## Aim of the task
Every line of the material below must be repeated exactly.

* Start *

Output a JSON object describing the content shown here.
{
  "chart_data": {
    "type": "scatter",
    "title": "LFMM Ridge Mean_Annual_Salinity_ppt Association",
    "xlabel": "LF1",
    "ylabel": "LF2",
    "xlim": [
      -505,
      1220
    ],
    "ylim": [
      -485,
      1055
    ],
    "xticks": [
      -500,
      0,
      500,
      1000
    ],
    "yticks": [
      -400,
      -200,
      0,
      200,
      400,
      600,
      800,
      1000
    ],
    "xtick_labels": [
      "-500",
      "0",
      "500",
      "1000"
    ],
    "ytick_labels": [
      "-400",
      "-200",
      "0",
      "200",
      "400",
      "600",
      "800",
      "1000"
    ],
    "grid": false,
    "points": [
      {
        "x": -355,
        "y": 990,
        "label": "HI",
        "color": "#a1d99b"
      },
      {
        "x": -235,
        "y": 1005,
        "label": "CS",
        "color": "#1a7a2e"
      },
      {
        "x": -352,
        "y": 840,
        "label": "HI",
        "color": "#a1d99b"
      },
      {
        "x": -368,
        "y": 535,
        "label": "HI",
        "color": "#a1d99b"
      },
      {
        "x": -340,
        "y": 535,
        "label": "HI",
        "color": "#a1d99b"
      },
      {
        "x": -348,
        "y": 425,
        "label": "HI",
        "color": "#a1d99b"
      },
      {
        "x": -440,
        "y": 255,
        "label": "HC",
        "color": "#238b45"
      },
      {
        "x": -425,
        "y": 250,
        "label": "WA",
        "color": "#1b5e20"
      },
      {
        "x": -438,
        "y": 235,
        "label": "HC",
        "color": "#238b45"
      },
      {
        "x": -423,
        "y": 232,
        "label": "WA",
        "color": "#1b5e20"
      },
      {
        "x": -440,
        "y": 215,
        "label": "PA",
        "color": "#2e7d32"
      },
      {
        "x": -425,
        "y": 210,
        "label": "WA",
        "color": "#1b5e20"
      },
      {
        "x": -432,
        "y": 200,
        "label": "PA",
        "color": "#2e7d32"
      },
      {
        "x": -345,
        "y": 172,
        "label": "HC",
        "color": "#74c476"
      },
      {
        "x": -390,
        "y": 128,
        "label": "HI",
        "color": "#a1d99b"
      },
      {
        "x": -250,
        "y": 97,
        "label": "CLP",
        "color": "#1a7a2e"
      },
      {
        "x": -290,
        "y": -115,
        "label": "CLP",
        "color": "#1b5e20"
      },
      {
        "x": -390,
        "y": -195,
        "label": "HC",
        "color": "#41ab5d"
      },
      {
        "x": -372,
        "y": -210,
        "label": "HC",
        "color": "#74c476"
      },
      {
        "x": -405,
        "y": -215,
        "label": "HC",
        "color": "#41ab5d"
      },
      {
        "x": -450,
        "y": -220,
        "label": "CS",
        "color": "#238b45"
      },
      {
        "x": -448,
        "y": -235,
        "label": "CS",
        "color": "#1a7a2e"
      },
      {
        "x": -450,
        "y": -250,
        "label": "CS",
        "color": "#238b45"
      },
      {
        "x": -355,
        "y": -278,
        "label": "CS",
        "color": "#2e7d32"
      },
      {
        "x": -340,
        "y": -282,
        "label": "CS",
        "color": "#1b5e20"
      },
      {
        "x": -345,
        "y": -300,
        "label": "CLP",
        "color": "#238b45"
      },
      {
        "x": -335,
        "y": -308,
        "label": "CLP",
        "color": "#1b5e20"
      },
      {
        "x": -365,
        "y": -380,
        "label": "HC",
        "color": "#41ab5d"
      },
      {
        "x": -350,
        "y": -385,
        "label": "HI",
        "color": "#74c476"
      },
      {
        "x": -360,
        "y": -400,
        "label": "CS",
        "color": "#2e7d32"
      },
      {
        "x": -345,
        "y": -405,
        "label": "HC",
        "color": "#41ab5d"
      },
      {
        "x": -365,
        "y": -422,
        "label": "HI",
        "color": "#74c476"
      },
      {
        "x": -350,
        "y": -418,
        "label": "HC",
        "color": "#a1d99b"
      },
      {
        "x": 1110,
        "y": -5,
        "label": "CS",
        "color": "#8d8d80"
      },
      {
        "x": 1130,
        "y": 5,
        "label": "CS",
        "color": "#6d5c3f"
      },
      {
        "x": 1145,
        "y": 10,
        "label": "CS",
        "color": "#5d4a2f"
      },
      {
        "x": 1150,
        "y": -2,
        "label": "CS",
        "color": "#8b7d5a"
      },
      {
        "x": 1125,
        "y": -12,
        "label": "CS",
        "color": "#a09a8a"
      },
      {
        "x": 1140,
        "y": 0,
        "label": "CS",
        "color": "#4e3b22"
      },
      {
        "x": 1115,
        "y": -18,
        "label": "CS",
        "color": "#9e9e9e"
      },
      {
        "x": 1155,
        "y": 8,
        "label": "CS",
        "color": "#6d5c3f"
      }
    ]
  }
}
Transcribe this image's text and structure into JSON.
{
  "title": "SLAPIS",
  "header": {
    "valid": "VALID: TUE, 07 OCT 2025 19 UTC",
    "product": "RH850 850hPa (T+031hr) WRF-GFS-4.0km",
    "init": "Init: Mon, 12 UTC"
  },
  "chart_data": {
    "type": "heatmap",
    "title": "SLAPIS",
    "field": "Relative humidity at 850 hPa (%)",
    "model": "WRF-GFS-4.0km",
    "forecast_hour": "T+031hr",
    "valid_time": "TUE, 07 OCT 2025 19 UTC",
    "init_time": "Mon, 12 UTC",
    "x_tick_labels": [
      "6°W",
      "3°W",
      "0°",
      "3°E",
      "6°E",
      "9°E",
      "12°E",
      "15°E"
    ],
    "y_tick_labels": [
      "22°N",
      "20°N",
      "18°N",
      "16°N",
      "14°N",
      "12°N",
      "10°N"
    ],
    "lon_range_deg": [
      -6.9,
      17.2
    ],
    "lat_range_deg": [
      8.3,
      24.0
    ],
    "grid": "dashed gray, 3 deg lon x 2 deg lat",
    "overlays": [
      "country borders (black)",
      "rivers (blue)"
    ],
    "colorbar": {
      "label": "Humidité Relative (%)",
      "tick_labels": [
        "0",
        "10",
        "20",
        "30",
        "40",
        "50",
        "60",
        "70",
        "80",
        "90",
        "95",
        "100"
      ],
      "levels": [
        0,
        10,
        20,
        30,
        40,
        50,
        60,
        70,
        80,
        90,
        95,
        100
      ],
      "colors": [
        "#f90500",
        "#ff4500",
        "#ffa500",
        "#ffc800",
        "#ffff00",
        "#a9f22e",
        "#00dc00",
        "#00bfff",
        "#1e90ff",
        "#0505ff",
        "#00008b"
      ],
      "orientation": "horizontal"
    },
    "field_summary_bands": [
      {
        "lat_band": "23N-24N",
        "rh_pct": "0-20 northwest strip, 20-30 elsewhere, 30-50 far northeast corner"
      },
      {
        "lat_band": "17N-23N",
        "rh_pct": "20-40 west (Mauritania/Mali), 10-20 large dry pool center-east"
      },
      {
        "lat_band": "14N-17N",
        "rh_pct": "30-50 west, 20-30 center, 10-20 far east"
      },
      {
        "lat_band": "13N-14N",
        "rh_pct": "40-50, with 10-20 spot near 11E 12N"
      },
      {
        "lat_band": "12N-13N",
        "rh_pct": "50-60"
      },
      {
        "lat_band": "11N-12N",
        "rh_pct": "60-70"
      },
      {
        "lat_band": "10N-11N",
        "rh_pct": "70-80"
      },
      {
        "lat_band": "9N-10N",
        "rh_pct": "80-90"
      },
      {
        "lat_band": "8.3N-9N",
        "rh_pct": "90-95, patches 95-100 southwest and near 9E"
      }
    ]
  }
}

* End *

## Task response
Output a JSON object describing the content shown here.
{
  "chart_data": {
    "type": "scatter",
    "title": "LFMM Ridge Mean_Annual_Salinity_ppt Association",
    "xlabel": "LF1",
    "ylabel": "LF2",
    "xlim": [
      -505,
      1220
    ],
    "ylim": [
      -485,
      1055
    ],
    "xticks": [
      -500,
      0,
      500,
      1000
    ],
    "yticks": [
      -400,
      -200,
      0,
      200,
      400,
      600,
      800,
      1000
    ],
    "xtick_labels": [
      "-500",
      "0",
      "500",
      "1000"
    ],
    "ytick_labels": [
      "-400",
      "-200",
      "0",
      "200",
      "400",
      "600",
      "800",
      "1000"
    ],
    "grid": false,
    "points": [
      {
        "x": -355,
        "y": 990,
        "label": "HI",
        "color": "#a1d99b"
      },
      {
        "x": -235,
        "y": 1005,
        "label": "CS",
        "color": "#1a7a2e"
      },
      {
        "x": -352,
        "y": 840,
        "label": "HI",
        "color": "#a1d99b"
      },
      {
        "x": -368,
        "y": 535,
        "label": "HI",
        "color": "#a1d99b"
      },
      {
        "x": -340,
        "y": 535,
        "label": "HI",
        "color": "#a1d99b"
      },
      {
        "x": -348,
        "y": 425,
        "label": "HI",
        "color": "#a1d99b"
      },
      {
        "x": -440,
        "y": 255,
        "label": "HC",
        "color": "#238b45"
      },
      {
        "x": -425,
        "y": 250,
        "label": "WA",
        "color": "#1b5e20"
      },
      {
        "x": -438,
        "y": 235,
        "label": "HC",
        "color": "#238b45"
      },
      {
        "x": -423,
        "y": 232,
        "label": "WA",
        "color": "#1b5e20"
      },
      {
        "x": -440,
        "y": 215,
        "label": "PA",
        "color": "#2e7d32"
      },
      {
        "x": -425,
        "y": 210,
        "label": "WA",
        "color": "#1b5e20"
      },
      {
        "x": -432,
        "y": 200,
        "label": "PA",
        "color": "#2e7d32"
      },
      {
        "x": -345,
        "y": 172,
        "label": "HC",
        "color": "#74c476"
      },
      {
        "x": -390,
        "y": 128,
        "label": "HI",
        "color": "#a1d99b"
      },
      {
        "x": -250,
        "y": 97,
        "label": "CLP",
        "color": "#1a7a2e"
      },
      {
        "x": -290,
        "y": -115,
        "label": "CLP",
        "color": "#1b5e20"
      },
      {
        "x": -390,
        "y": -195,
        "label": "HC",
        "color": "#41ab5d"
      },
      {
        "x": -372,
        "y": -210,
        "label": "HC",
        "color": "#74c476"
      },
      {
        "x": -405,
        "y": -215,
        "label": "HC",
        "color": "#41ab5d"
      },
      {
        "x": -450,
        "y": -220,
        "label": "CS",
        "color": "#238b45"
      },
      {
        "x": -448,
        "y": -235,
        "label": "CS",
        "color": "#1a7a2e"
      },
      {
        "x": -450,
        "y": -250,
        "label": "CS",
        "color": "#238b45"
      },
      {
        "x": -355,
        "y": -278,
        "label": "CS",
        "color": "#2e7d32"
      },
      {
        "x": -340,
        "y": -282,
        "label": "CS",
        "color": "#1b5e20"
      },
      {
        "x": -345,
        "y": -300,
        "label": "CLP",
        "color": "#238b45"
      },
      {
        "x": -335,
        "y": -308,
        "label": "CLP",
        "color": "#1b5e20"
      },
      {
        "x": -365,
        "y": -380,
        "label": "HC",
        "color": "#41ab5d"
      },
      {
        "x": -350,
        "y": -385,
        "label": "HI",
        "color": "#74c476"
      },
      {
        "x": -360,
        "y": -400,
        "label": "CS",
        "color": "#2e7d32"
      },
      {
        "x": -345,
        "y": -405,
        "label": "HC",
        "color": "#41ab5d"
      },
      {
        "x": -365,
        "y": -422,
        "label": "HI",
        "color": "#74c476"
      },
      {
        "x": -350,
        "y": -418,
        "label": "HC",
        "color": "#a1d99b"
      },
      {
        "x": 1110,
        "y": -5,
        "label": "CS",
        "color": "#8d8d80"
      },
      {
        "x": 1130,
        "y": 5,
        "label": "CS",
        "color": "#6d5c3f"
      },
      {
        "x": 1145,
        "y": 10,
        "label": "CS",
        "color": "#5d4a2f"
      },
      {
        "x": 1150,
        "y": -2,
        "label": "CS",
        "color": "#8b7d5a"
      },
      {
        "x": 1125,
        "y": -12,
        "label": "CS",
        "color": "#a09a8a"
      },
      {
        "x": 1140,
        "y": 0,
        "label": "CS",
        "color": "#4e3b22"
      },
      {
        "x": 1115,
        "y": -18,
        "label": "CS",
        "color": "#9e9e9e"
      },
      {
        "x": 1155,
        "y": 8,
        "label": "CS",
        "color": "#6d5c3f"
      }
    ]
  }
}
Transcribe this image's text and structure into JSON.
{
  "title": "SLAPIS",
  "header": {
    "valid": "VALID: TUE, 07 OCT 2025 19 UTC",
    "product": "RH850 850hPa (T+031hr) WRF-GFS-4.0km",
    "init": "Init: Mon, 12 UTC"
  },
  "chart_data": {
    "type": "heatmap",
    "title": "SLAPIS",
    "field": "Relative humidity at 850 hPa (%)",
    "model": "WRF-GFS-4.0km",
    "forecast_hour": "T+031hr",
    "valid_time": "TUE, 07 OCT 2025 19 UTC",
    "init_time": "Mon, 12 UTC",
    "x_tick_labels": [
      "6°W",
      "3°W",
      "0°",
      "3°E",
      "6°E",
      "9°E",
      "12°E",
      "15°E"
    ],
    "y_tick_labels": [
      "22°N",
      "20°N",
      "18°N",
      "16°N",
      "14°N",
      "12°N",
      "10°N"
    ],
    "lon_range_deg": [
      -6.9,
      17.2
    ],
    "lat_range_deg": [
      8.3,
      24.0
    ],
    "grid": "dashed gray, 3 deg lon x 2 deg lat",
    "overlays": [
      "country borders (black)",
      "rivers (blue)"
    ],
    "colorbar": {
      "label": "Humidité Relative (%)",
      "tick_labels": [
        "0",
        "10",
        "20",
        "30",
        "40",
        "50",
        "60",
        "70",
        "80",
        "90",
        "95",
        "100"
      ],
      "levels": [
        0,
        10,
        20,
        30,
        40,
        50,
        60,
        70,
        80,
        90,
        95,
        100
      ],
      "colors": [
        "#f90500",
        "#ff4500",
        "#ffa500",
        "#ffc800",
        "#ffff00",
        "#a9f22e",
        "#00dc00",
        "#00bfff",
        "#1e90ff",
        "#0505ff",
        "#00008b"
      ],
      "orientation": "horizontal"
    },
    "field_summary_bands": [
      {
        "lat_band": "23N-24N",
        "rh_pct": "0-20 northwest strip, 20-30 elsewhere, 30-50 far northeast corner"
      },
      {
        "lat_band": "17N-23N",
        "rh_pct": "20-40 west (Mauritania/Mali), 10-20 large dry pool center-east"
      },
      {
        "lat_band": "14N-17N",
        "rh_pct": "30-50 west, 20-30 center, 10-20 far east"
      },
      {
        "lat_band": "13N-14N",
        "rh_pct": "40-50, with 10-20 spot near 11E 12N"
      },
      {
        "lat_band": "12N-13N",
        "rh_pct": "50-60"
      },
      {
        "lat_band": "11N-12N",
        "rh_pct": "60-70"
      },
      {
        "lat_band": "10N-11N",
        "rh_pct": "70-80"
      },
      {
        "lat_band": "9N-10N",
        "rh_pct": "80-90"
      },
      {
        "lat_band": "8.3N-9N",
        "rh_pct": "90-95, patches 95-100 southwest and near 9E"
      }
    ]
  }
}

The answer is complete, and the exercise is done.